:: DATA TO PROCESS
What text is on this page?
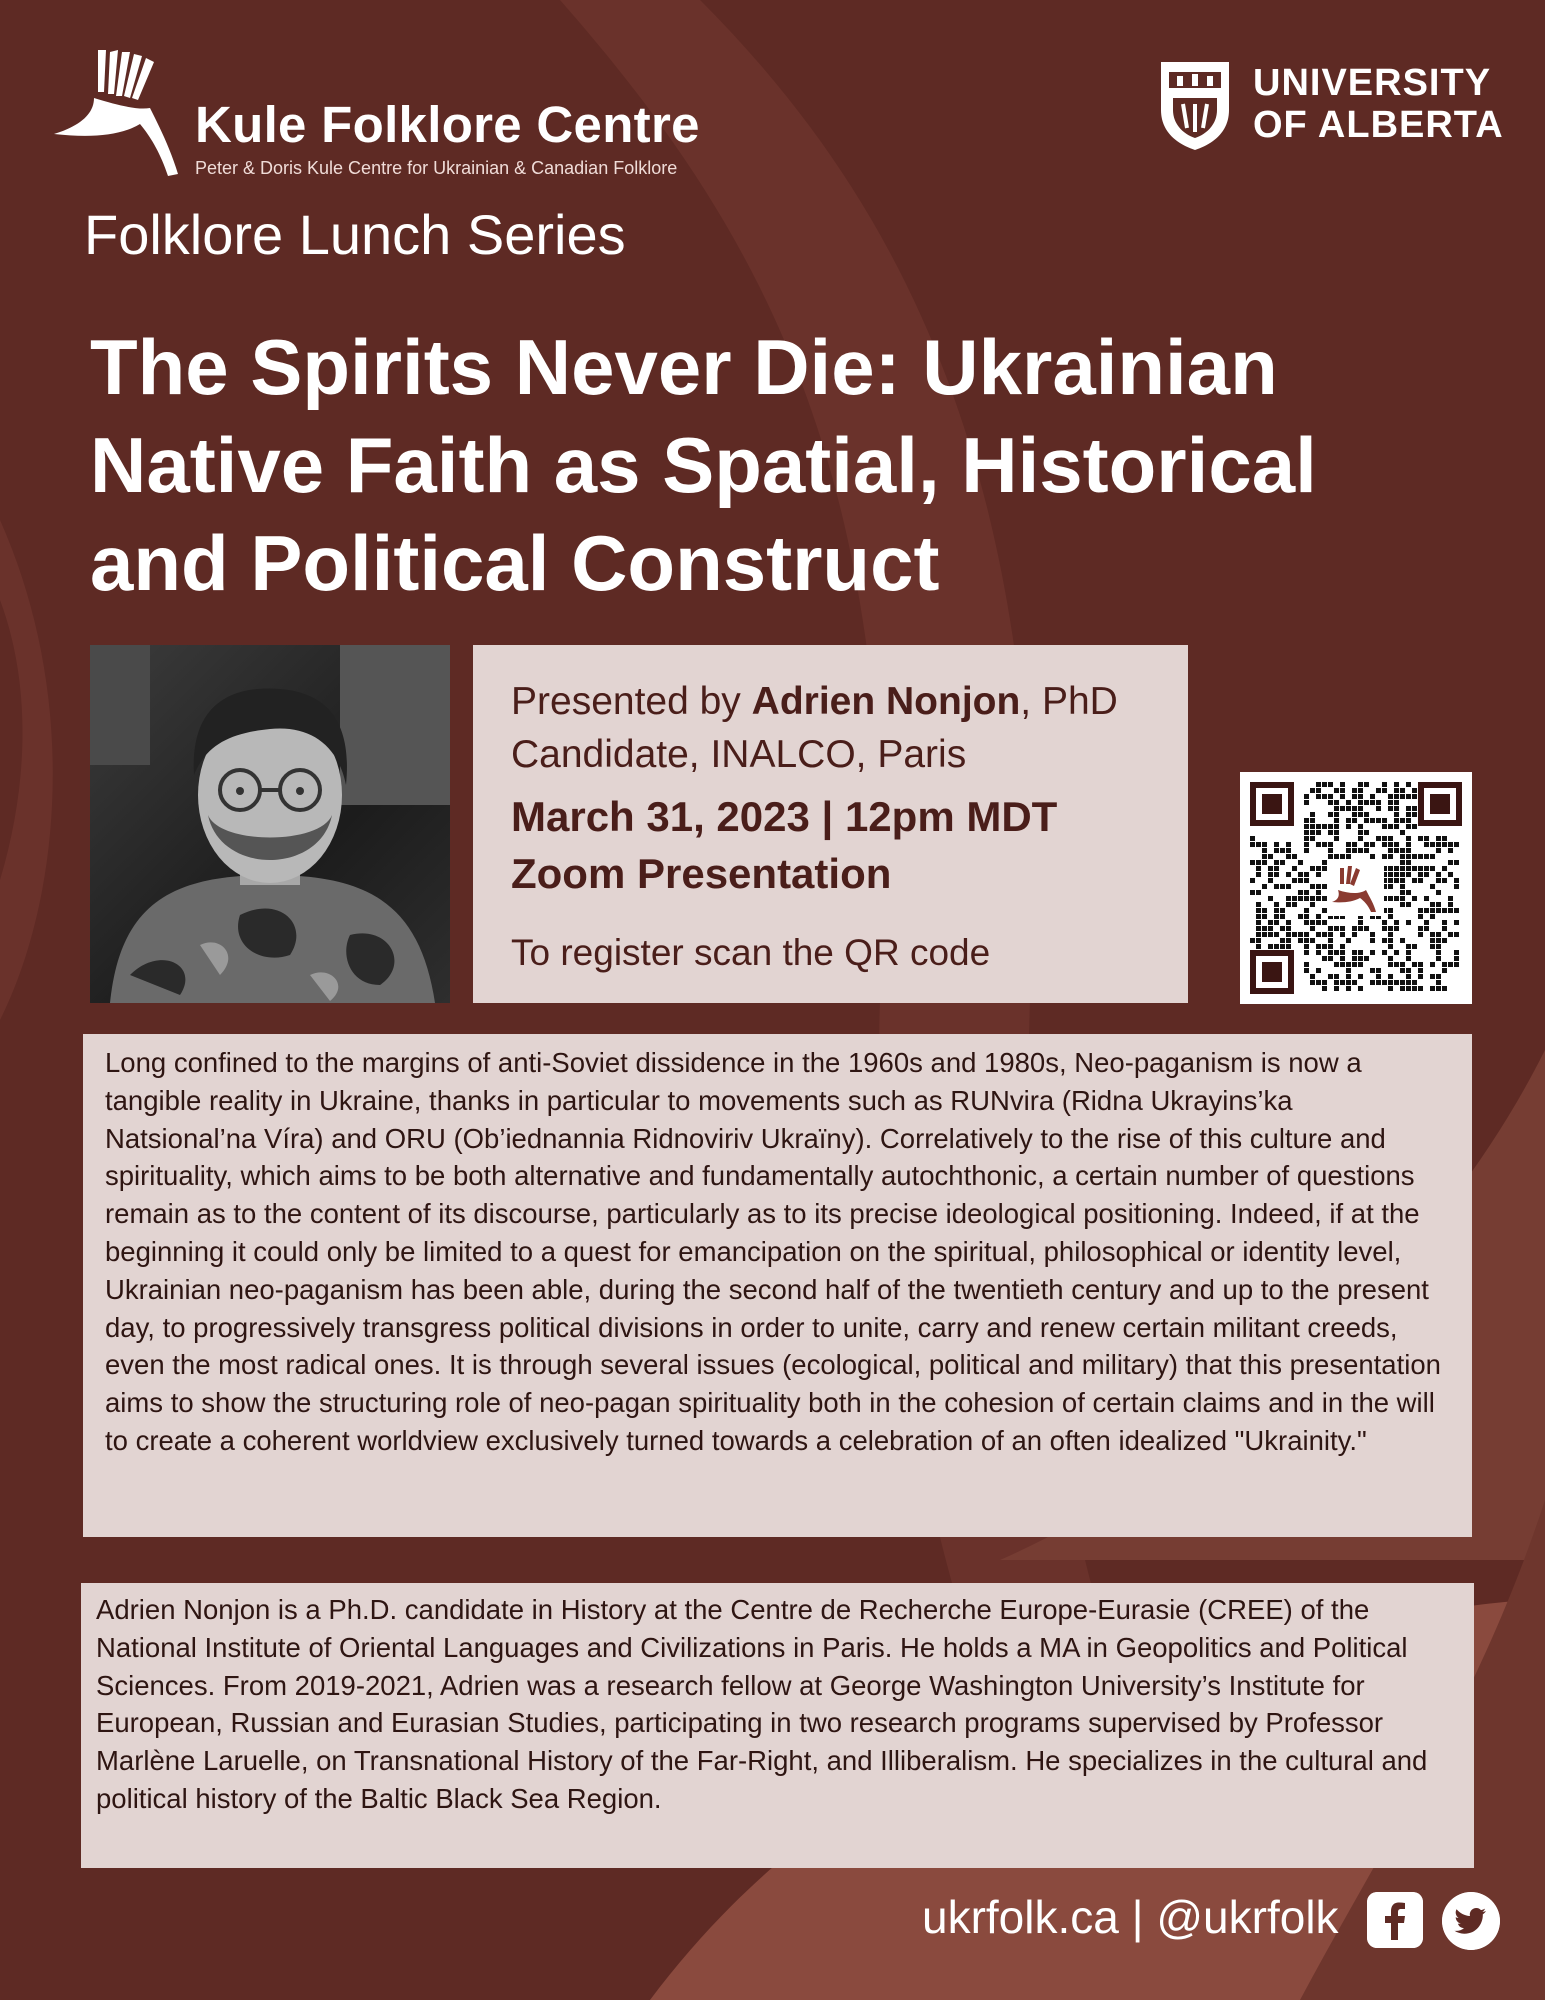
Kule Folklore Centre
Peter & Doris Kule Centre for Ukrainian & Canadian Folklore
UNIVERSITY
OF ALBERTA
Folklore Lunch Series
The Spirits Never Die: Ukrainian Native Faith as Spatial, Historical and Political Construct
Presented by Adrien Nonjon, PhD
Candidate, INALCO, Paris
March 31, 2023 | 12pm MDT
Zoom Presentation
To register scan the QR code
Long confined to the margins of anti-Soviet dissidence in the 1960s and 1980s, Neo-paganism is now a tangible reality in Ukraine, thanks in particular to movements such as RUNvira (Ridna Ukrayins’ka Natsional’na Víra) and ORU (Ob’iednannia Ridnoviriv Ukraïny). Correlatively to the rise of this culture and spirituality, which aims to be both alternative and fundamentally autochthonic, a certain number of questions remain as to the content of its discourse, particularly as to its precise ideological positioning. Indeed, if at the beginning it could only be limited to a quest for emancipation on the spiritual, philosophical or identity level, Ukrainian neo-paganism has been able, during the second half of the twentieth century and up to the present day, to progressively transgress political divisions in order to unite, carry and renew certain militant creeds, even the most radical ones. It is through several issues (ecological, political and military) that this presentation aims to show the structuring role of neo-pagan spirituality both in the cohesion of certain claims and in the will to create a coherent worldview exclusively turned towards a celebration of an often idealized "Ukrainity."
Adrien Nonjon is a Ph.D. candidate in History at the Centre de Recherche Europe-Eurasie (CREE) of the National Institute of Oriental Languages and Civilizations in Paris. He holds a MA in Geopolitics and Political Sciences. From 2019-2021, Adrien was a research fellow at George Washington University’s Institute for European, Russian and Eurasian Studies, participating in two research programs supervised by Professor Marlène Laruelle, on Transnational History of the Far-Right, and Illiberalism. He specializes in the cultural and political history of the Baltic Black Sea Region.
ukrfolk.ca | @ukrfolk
::::
:: DATA TO PROCESS
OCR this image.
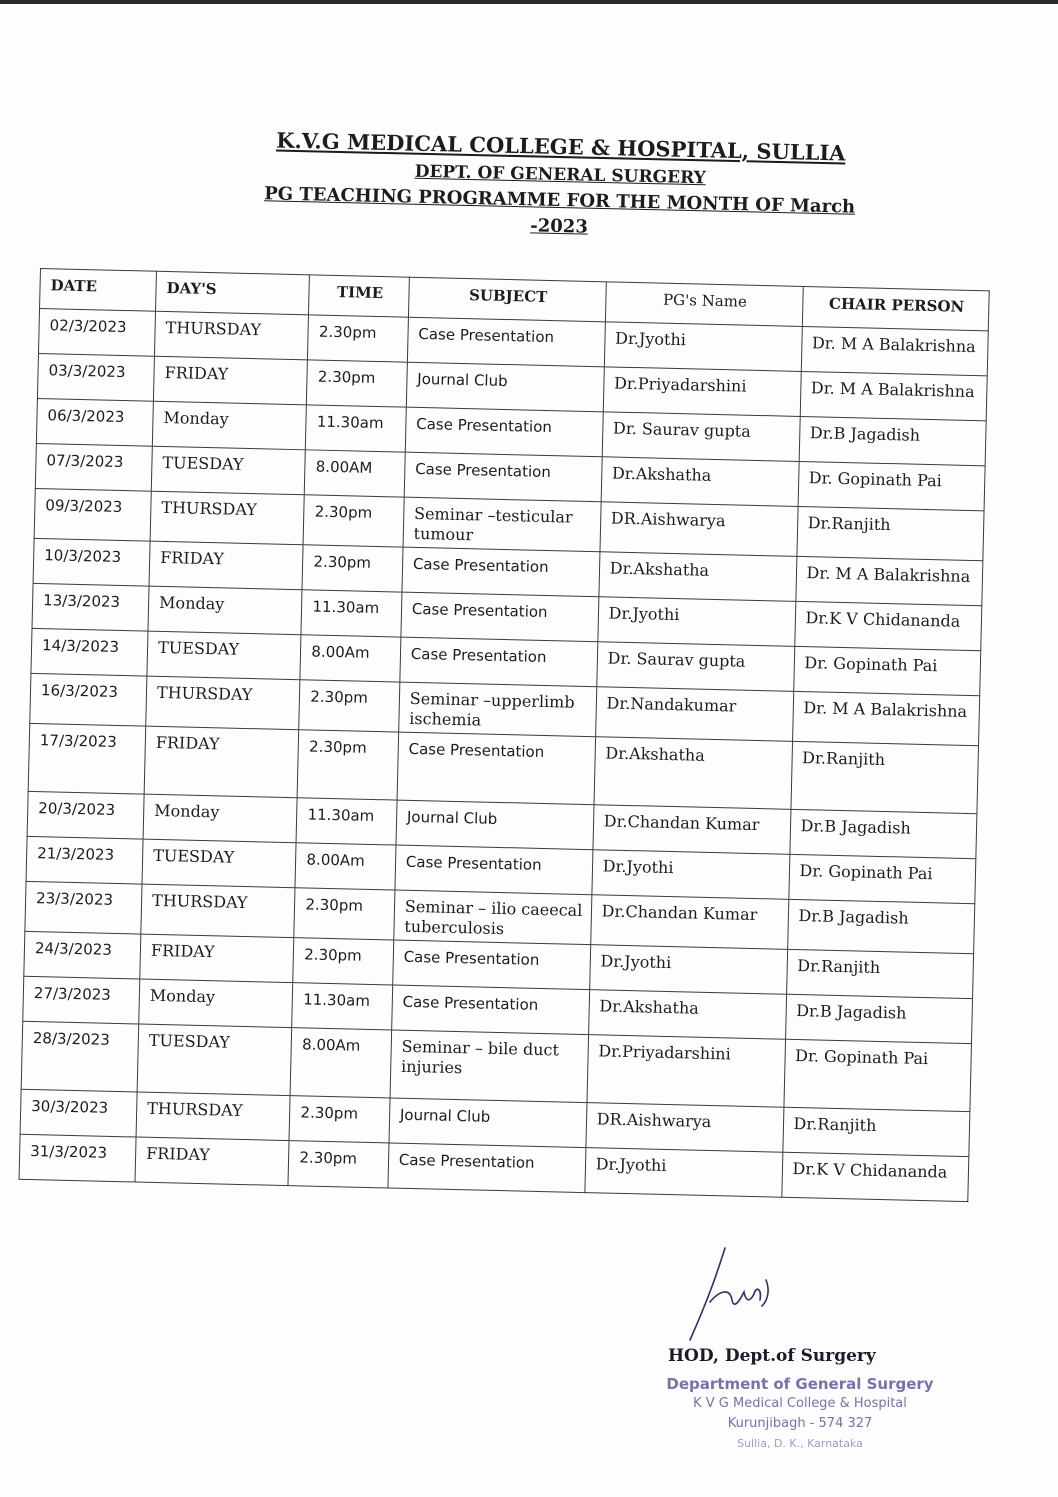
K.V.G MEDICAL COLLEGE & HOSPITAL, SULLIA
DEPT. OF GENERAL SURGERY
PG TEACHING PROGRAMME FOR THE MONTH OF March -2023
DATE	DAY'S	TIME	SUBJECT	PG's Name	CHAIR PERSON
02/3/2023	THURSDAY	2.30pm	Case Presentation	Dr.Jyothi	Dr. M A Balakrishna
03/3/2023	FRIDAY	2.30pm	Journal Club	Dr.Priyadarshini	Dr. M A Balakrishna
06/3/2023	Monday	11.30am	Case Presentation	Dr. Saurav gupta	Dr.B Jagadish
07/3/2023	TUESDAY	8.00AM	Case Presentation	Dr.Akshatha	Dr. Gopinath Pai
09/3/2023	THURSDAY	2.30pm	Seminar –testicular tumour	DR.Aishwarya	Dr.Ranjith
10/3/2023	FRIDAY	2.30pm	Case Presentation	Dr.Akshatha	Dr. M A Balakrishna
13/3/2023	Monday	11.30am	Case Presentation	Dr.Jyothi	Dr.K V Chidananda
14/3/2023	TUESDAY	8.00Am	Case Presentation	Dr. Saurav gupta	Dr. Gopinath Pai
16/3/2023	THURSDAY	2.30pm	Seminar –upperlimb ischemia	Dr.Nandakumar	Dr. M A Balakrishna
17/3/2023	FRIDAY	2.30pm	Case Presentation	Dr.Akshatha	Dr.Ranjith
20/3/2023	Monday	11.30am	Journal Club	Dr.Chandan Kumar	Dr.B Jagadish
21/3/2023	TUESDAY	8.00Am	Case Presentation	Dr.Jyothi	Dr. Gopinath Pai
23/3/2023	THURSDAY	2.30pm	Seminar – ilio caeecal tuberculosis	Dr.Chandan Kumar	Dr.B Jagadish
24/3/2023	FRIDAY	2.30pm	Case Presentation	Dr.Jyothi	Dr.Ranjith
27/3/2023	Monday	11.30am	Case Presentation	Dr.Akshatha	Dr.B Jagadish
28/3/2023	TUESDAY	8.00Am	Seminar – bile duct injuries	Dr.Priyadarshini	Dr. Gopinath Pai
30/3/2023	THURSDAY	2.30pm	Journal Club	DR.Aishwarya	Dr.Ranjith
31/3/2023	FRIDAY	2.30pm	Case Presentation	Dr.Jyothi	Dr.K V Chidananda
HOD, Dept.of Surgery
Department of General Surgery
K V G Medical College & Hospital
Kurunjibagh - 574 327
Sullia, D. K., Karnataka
::::
### WORK TO COMPLETE:
In the material above, find the lines that contain "Centre" and show them.

### RESULT BELOW:
Kule Folklore Centre
Peter & Doris Kule Centre for Ukrainian & Canadian Folklore
Adrien Nonjon is a Ph.D. candidate in History at the Centre de Recherche Europe-Eurasie (CREE) of the National Institute of Oriental Languages and Civilizations in Paris. He holds a MA in Geopolitics and Political Sciences. From 2019-2021, Adrien was a research fellow at George Washington University’s Institute for European, Russian and Eurasian Studies, participating in two research programs supervised by Professor Marlène Laruelle, on Transnational History of the Far-Right, and Illiberalism. He specializes in the cultural and political history of the Baltic Black Sea Region.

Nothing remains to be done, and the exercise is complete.